(Task goal)
Count how many lines hold the string "liquide". Give that number alone.

## Begin Rows

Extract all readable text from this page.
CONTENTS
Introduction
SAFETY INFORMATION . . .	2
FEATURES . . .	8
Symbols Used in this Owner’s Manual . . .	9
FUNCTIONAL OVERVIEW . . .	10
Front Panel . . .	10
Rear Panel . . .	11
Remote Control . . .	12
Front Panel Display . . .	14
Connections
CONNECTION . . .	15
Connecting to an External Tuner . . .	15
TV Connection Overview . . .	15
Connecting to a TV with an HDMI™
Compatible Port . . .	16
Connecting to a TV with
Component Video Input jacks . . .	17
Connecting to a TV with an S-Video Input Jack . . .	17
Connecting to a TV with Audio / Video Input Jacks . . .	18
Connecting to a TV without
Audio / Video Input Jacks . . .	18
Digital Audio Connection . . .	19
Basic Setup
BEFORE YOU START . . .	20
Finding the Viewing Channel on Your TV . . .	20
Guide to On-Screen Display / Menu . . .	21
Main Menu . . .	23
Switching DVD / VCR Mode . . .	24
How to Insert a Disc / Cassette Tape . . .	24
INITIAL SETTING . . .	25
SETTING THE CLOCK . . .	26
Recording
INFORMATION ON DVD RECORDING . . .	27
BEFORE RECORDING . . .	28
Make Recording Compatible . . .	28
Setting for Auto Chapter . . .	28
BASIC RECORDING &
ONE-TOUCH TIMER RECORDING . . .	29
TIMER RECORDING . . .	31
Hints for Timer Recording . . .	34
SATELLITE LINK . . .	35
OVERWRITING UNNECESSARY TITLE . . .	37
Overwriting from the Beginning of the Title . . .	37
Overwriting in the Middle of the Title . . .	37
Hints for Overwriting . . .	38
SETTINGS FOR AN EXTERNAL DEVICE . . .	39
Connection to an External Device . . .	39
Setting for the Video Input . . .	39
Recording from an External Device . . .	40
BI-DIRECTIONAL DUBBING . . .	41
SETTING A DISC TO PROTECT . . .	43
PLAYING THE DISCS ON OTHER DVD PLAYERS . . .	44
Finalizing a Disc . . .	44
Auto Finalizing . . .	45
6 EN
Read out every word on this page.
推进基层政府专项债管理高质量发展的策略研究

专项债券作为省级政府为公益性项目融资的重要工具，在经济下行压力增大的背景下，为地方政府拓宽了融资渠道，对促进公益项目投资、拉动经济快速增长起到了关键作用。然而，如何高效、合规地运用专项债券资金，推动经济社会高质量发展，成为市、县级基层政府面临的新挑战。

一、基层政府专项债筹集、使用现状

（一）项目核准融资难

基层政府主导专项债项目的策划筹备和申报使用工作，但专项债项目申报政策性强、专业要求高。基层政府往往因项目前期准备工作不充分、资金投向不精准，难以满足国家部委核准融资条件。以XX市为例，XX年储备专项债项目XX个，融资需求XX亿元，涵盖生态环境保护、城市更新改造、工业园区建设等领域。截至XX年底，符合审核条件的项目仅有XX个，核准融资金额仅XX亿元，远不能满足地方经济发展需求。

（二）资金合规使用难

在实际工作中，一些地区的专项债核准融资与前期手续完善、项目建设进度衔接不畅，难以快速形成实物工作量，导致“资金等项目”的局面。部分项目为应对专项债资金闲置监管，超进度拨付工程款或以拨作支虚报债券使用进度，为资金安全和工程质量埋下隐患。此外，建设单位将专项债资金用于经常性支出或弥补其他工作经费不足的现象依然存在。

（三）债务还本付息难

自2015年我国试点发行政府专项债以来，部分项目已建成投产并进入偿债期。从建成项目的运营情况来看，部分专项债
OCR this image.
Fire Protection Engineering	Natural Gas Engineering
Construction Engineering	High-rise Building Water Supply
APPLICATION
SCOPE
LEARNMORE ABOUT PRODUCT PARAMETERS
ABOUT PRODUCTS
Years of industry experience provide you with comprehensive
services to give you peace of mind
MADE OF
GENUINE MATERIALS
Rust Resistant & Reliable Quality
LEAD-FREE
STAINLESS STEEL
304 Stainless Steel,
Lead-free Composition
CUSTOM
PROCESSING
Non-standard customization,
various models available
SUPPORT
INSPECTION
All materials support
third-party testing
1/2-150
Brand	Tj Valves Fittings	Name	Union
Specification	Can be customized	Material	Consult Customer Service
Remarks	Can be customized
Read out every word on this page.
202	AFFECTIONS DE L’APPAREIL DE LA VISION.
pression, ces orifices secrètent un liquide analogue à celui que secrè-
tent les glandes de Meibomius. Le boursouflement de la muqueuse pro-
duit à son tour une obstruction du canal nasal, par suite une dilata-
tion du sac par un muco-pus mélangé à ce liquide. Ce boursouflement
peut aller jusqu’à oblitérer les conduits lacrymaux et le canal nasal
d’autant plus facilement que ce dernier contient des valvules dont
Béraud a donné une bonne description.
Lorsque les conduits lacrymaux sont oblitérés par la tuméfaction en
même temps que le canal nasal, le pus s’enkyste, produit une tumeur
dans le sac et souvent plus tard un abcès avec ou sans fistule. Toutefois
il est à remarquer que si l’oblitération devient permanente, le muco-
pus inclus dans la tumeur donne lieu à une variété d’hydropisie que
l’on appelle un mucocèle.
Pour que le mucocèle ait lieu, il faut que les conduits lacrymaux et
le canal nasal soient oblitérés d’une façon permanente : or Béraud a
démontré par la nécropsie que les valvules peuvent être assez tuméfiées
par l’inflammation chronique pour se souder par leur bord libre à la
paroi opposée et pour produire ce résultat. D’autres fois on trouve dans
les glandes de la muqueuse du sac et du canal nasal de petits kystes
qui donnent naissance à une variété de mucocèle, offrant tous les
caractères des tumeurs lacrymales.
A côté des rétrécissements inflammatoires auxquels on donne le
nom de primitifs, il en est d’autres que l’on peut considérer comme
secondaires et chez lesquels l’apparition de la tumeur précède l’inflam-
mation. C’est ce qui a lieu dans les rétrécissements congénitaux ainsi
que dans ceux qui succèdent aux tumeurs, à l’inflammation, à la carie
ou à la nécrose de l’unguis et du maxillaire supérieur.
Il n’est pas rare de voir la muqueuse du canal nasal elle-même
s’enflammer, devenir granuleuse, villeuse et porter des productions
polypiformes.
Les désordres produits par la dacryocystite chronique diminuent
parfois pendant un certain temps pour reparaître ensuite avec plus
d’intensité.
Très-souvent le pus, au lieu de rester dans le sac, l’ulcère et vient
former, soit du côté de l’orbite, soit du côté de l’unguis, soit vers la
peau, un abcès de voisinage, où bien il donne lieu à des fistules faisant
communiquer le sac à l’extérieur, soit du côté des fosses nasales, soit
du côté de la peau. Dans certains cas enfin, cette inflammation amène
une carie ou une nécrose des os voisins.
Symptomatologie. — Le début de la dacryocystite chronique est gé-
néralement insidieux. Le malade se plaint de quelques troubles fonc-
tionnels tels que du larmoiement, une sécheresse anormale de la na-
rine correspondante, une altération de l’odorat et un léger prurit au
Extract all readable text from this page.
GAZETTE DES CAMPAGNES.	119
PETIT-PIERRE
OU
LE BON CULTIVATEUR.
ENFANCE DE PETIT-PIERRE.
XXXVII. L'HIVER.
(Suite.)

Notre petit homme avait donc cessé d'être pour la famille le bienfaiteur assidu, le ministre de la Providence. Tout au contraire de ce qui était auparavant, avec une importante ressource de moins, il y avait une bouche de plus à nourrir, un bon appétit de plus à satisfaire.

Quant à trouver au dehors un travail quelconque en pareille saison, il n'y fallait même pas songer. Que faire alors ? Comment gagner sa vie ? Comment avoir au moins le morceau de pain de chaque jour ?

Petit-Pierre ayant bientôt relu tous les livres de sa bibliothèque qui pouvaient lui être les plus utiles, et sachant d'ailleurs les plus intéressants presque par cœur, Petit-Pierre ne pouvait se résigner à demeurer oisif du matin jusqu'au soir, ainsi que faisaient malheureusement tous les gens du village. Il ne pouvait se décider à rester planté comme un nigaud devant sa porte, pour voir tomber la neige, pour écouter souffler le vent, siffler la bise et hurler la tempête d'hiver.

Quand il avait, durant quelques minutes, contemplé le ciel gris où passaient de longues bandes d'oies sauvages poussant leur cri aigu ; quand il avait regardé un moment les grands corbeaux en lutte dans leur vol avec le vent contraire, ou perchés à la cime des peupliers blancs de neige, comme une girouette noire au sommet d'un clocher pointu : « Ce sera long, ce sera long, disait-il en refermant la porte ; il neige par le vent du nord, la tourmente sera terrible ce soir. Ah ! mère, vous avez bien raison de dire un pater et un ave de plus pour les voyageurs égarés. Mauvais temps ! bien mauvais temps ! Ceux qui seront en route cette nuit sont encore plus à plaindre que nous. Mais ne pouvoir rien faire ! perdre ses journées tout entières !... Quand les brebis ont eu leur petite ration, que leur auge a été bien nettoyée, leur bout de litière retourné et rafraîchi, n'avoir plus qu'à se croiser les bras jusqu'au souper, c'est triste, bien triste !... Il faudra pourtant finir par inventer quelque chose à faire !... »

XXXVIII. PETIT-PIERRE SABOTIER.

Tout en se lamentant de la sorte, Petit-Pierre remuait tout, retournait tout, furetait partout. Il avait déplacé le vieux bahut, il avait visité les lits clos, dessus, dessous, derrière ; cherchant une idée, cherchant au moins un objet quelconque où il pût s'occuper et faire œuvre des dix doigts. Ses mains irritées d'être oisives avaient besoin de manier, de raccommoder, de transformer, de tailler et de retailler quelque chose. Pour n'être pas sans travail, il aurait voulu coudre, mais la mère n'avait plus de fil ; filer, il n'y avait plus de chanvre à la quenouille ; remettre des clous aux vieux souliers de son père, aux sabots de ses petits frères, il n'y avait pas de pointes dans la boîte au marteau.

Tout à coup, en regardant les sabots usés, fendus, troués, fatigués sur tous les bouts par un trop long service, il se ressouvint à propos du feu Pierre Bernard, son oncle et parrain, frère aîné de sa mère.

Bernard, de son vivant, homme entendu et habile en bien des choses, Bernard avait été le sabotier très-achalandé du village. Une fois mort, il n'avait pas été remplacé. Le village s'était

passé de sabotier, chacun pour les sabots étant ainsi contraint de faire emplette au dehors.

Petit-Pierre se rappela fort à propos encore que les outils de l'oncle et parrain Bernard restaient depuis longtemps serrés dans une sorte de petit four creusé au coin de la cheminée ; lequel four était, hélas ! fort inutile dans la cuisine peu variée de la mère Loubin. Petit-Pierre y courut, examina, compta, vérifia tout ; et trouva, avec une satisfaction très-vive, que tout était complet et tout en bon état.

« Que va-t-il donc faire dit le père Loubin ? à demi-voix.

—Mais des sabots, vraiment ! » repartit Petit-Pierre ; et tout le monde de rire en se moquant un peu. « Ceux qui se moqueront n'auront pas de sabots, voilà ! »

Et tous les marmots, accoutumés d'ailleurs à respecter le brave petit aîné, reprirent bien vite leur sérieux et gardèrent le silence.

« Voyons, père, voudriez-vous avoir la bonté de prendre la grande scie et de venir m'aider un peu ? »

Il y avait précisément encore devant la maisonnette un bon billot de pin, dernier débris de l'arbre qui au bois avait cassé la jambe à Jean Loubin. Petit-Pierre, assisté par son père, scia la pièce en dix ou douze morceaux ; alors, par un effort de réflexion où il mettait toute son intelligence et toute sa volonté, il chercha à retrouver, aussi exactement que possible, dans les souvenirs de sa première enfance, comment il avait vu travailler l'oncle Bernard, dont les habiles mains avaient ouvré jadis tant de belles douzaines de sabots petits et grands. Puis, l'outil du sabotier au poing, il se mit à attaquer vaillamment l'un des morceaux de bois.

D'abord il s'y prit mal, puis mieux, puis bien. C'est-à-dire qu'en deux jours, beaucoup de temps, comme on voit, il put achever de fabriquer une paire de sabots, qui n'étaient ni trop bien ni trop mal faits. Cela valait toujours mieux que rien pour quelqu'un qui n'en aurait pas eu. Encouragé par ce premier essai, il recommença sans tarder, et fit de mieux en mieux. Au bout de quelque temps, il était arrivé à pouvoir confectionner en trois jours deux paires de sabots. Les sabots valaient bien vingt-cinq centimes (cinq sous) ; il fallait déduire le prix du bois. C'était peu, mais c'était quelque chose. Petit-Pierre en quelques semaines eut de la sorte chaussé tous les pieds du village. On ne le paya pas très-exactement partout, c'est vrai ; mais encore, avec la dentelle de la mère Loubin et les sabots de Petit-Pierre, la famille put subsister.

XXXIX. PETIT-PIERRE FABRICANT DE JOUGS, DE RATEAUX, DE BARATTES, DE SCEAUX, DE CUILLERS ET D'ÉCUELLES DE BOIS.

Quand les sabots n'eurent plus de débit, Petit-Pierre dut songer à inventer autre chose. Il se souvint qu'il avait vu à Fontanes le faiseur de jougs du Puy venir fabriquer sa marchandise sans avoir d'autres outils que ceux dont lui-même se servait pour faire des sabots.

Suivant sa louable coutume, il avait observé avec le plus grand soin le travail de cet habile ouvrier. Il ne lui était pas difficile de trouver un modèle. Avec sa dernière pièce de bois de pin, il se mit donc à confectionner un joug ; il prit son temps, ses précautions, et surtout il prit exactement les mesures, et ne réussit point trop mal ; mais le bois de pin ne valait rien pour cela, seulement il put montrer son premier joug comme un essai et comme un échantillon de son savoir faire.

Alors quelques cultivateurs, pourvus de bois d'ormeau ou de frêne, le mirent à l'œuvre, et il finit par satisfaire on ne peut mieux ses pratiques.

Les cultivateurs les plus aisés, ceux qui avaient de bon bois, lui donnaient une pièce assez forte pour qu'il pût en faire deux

## End Rows

(Result for this exercise)
2